Saved data entries:
——————————

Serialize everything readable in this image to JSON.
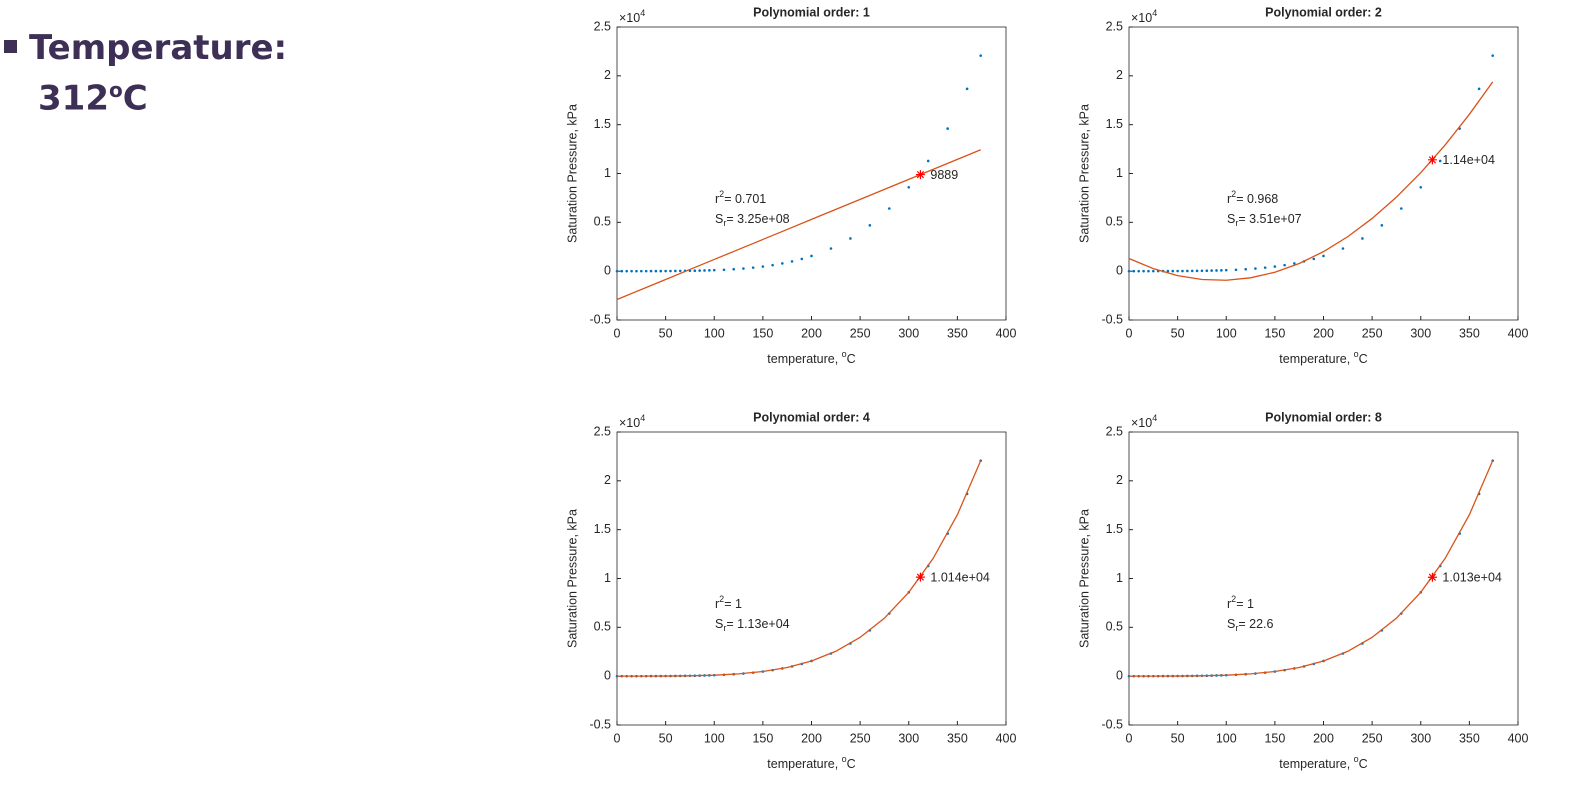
{
  "slide": {
    "heading": "Temperature:",
    "value": "312",
    "sup": "o",
    "unit": "C"
  },
  "chart_data": [
    {
      "type": "scatter",
      "title": "Polynomial order: 1",
      "xlabel": {
        "text": "temperature, ",
        "sup": "o",
        "unit": "C"
      },
      "ylabel": "Saturation Pressure, kPa",
      "y_scale": {
        "base": "×10",
        "exp": "4"
      },
      "xlim": [
        0,
        400
      ],
      "xticks": [
        0,
        50,
        100,
        150,
        200,
        250,
        300,
        350,
        400
      ],
      "ylim": [
        -5000,
        25000
      ],
      "yticks": [
        {
          "value": -5000,
          "label": "-0.5"
        },
        0,
        {
          "value": 5000,
          "label": "0.5"
        },
        {
          "value": 10000,
          "label": "1"
        },
        {
          "value": 15000,
          "label": "1.5"
        },
        {
          "value": 20000,
          "label": "2"
        },
        {
          "value": 25000,
          "label": "2.5"
        }
      ],
      "grid": false,
      "points": {
        "color": "#0072bd",
        "x": [
          0,
          5,
          10,
          15,
          20,
          25,
          30,
          35,
          40,
          45,
          50,
          55,
          60,
          65,
          70,
          75,
          80,
          85,
          90,
          95,
          100,
          110,
          120,
          130,
          140,
          150,
          160,
          170,
          180,
          190,
          200,
          220,
          240,
          260,
          280,
          300,
          320,
          340,
          360,
          374
        ],
        "values": [
          0.61,
          0.87,
          1.23,
          1.71,
          2.34,
          3.17,
          4.25,
          5.63,
          7.38,
          9.59,
          12.35,
          15.76,
          19.95,
          25.04,
          31.2,
          38.6,
          47.41,
          57.87,
          70.18,
          84.61,
          101.42,
          143.38,
          198.67,
          270.28,
          361.53,
          476.16,
          618.23,
          792.19,
          1002.8,
          1255.2,
          1554.9,
          2319.6,
          3346.9,
          4692.3,
          6416.6,
          8587.9,
          11284,
          14601,
          18666,
          22064
        ]
      },
      "fit": {
        "color": "#d95319",
        "x": [
          0,
          25,
          50,
          75,
          100,
          125,
          150,
          175,
          200,
          225,
          250,
          275,
          300,
          325,
          350,
          374
        ],
        "values": [
          -2900,
          -1875,
          -850,
          175,
          1200,
          2225,
          3250,
          4275,
          5300,
          6325,
          7350,
          8375,
          9400,
          10425,
          11450,
          12434
        ]
      },
      "marker": {
        "color": "#ff0000",
        "x": 312,
        "y": 9889,
        "label": "9889"
      },
      "r2": {
        "base": "r",
        "sup": "2",
        "text": "= 0.701"
      },
      "sr": {
        "base": "S",
        "sub": "r",
        "text": "= 3.25e+08"
      }
    },
    {
      "type": "scatter",
      "title": "Polynomial order: 2",
      "xlabel": {
        "text": "temperature, ",
        "sup": "o",
        "unit": "C"
      },
      "ylabel": "Saturation Pressure, kPa",
      "y_scale": {
        "base": "×10",
        "exp": "4"
      },
      "xlim": [
        0,
        400
      ],
      "xticks": [
        0,
        50,
        100,
        150,
        200,
        250,
        300,
        350,
        400
      ],
      "ylim": [
        -5000,
        25000
      ],
      "yticks": [
        {
          "value": -5000,
          "label": "-0.5"
        },
        0,
        {
          "value": 5000,
          "label": "0.5"
        },
        {
          "value": 10000,
          "label": "1"
        },
        {
          "value": 15000,
          "label": "1.5"
        },
        {
          "value": 20000,
          "label": "2"
        },
        {
          "value": 25000,
          "label": "2.5"
        }
      ],
      "grid": false,
      "points": {
        "color": "#0072bd",
        "x": [
          0,
          5,
          10,
          15,
          20,
          25,
          30,
          35,
          40,
          45,
          50,
          55,
          60,
          65,
          70,
          75,
          80,
          85,
          90,
          95,
          100,
          110,
          120,
          130,
          140,
          150,
          160,
          170,
          180,
          190,
          200,
          220,
          240,
          260,
          280,
          300,
          320,
          340,
          360,
          374
        ],
        "values": [
          0.61,
          0.87,
          1.23,
          1.71,
          2.34,
          3.17,
          4.25,
          5.63,
          7.38,
          9.59,
          12.35,
          15.76,
          19.95,
          25.04,
          31.2,
          38.6,
          47.41,
          57.87,
          70.18,
          84.61,
          101.42,
          143.38,
          198.67,
          270.28,
          361.53,
          476.16,
          618.23,
          792.19,
          1002.8,
          1255.2,
          1554.9,
          2319.6,
          3346.9,
          4692.3,
          6416.6,
          8587.9,
          11284,
          14601,
          18666,
          22064
        ]
      },
      "fit": {
        "color": "#d95319",
        "x": [
          0,
          25,
          50,
          75,
          100,
          125,
          150,
          175,
          200,
          225,
          250,
          275,
          300,
          325,
          350,
          374
        ],
        "values": [
          1300,
          260,
          -459,
          -854,
          -928,
          -680,
          -108,
          785,
          2000,
          3537,
          5398,
          7580,
          10084,
          12911,
          16060,
          19386
        ]
      },
      "marker": {
        "color": "#ff0000",
        "x": 312,
        "y": 11400,
        "label": "1.14e+04"
      },
      "r2": {
        "base": "r",
        "sup": "2",
        "text": "= 0.968"
      },
      "sr": {
        "base": "S",
        "sub": "r",
        "text": "= 3.51e+07"
      }
    },
    {
      "type": "scatter",
      "title": "Polynomial order: 4",
      "xlabel": {
        "text": "temperature, ",
        "sup": "o",
        "unit": "C"
      },
      "ylabel": "Saturation Pressure, kPa",
      "y_scale": {
        "base": "×10",
        "exp": "4"
      },
      "xlim": [
        0,
        400
      ],
      "xticks": [
        0,
        50,
        100,
        150,
        200,
        250,
        300,
        350,
        400
      ],
      "ylim": [
        -5000,
        25000
      ],
      "yticks": [
        {
          "value": -5000,
          "label": "-0.5"
        },
        0,
        {
          "value": 5000,
          "label": "0.5"
        },
        {
          "value": 10000,
          "label": "1"
        },
        {
          "value": 15000,
          "label": "1.5"
        },
        {
          "value": 20000,
          "label": "2"
        },
        {
          "value": 25000,
          "label": "2.5"
        }
      ],
      "grid": false,
      "points": {
        "color": "#0072bd",
        "x": [
          0,
          5,
          10,
          15,
          20,
          25,
          30,
          35,
          40,
          45,
          50,
          55,
          60,
          65,
          70,
          75,
          80,
          85,
          90,
          95,
          100,
          110,
          120,
          130,
          140,
          150,
          160,
          170,
          180,
          190,
          200,
          220,
          240,
          260,
          280,
          300,
          320,
          340,
          360,
          374
        ],
        "values": [
          0.61,
          0.87,
          1.23,
          1.71,
          2.34,
          3.17,
          4.25,
          5.63,
          7.38,
          9.59,
          12.35,
          15.76,
          19.95,
          25.04,
          31.2,
          38.6,
          47.41,
          57.87,
          70.18,
          84.61,
          101.42,
          143.38,
          198.67,
          270.28,
          361.53,
          476.16,
          618.23,
          792.19,
          1002.8,
          1255.2,
          1554.9,
          2319.6,
          3346.9,
          4692.3,
          6416.6,
          8587.9,
          11284,
          14601,
          18666,
          22064
        ]
      },
      "fit": {
        "color": "#d95319",
        "x": [
          0,
          25,
          50,
          75,
          100,
          125,
          150,
          175,
          200,
          225,
          250,
          275,
          300,
          325,
          350,
          374
        ],
        "values": [
          0.61,
          3.17,
          12.35,
          38.6,
          101.42,
          232,
          476.16,
          892,
          1554.9,
          2548,
          3973,
          5940,
          8587.9,
          12046,
          16529,
          22064
        ]
      },
      "marker": {
        "color": "#ff0000",
        "x": 312,
        "y": 10140,
        "label": "1.014e+04"
      },
      "r2": {
        "base": "r",
        "sup": "2",
        "text": "= 1"
      },
      "sr": {
        "base": "S",
        "sub": "r",
        "text": "= 1.13e+04"
      }
    },
    {
      "type": "scatter",
      "title": "Polynomial order: 8",
      "xlabel": {
        "text": "temperature, ",
        "sup": "o",
        "unit": "C"
      },
      "ylabel": "Saturation Pressure, kPa",
      "y_scale": {
        "base": "×10",
        "exp": "4"
      },
      "xlim": [
        0,
        400
      ],
      "xticks": [
        0,
        50,
        100,
        150,
        200,
        250,
        300,
        350,
        400
      ],
      "ylim": [
        -5000,
        25000
      ],
      "yticks": [
        {
          "value": -5000,
          "label": "-0.5"
        },
        0,
        {
          "value": 5000,
          "label": "0.5"
        },
        {
          "value": 10000,
          "label": "1"
        },
        {
          "value": 15000,
          "label": "1.5"
        },
        {
          "value": 20000,
          "label": "2"
        },
        {
          "value": 25000,
          "label": "2.5"
        }
      ],
      "grid": false,
      "points": {
        "color": "#0072bd",
        "x": [
          0,
          5,
          10,
          15,
          20,
          25,
          30,
          35,
          40,
          45,
          50,
          55,
          60,
          65,
          70,
          75,
          80,
          85,
          90,
          95,
          100,
          110,
          120,
          130,
          140,
          150,
          160,
          170,
          180,
          190,
          200,
          220,
          240,
          260,
          280,
          300,
          320,
          340,
          360,
          374
        ],
        "values": [
          0.61,
          0.87,
          1.23,
          1.71,
          2.34,
          3.17,
          4.25,
          5.63,
          7.38,
          9.59,
          12.35,
          15.76,
          19.95,
          25.04,
          31.2,
          38.6,
          47.41,
          57.87,
          70.18,
          84.61,
          101.42,
          143.38,
          198.67,
          270.28,
          361.53,
          476.16,
          618.23,
          792.19,
          1002.8,
          1255.2,
          1554.9,
          2319.6,
          3346.9,
          4692.3,
          6416.6,
          8587.9,
          11284,
          14601,
          18666,
          22064
        ]
      },
      "fit": {
        "color": "#d95319",
        "x": [
          0,
          25,
          50,
          75,
          100,
          125,
          150,
          175,
          200,
          225,
          250,
          275,
          300,
          325,
          350,
          374
        ],
        "values": [
          0.61,
          3.17,
          12.35,
          38.6,
          101.42,
          232,
          476.16,
          892,
          1554.9,
          2548,
          3973,
          5940,
          8587.9,
          12046,
          16529,
          22064
        ]
      },
      "marker": {
        "color": "#ff0000",
        "x": 312,
        "y": 10130,
        "label": "1.013e+04"
      },
      "r2": {
        "base": "r",
        "sup": "2",
        "text": "= 1"
      },
      "sr": {
        "base": "S",
        "sub": "r",
        "text": "= 22.6"
      }
    }
  ]
}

——————————

Task goal: How many lines of these entries contain "Polynomial"? Answer with the number and nothing else.

Complete response: 4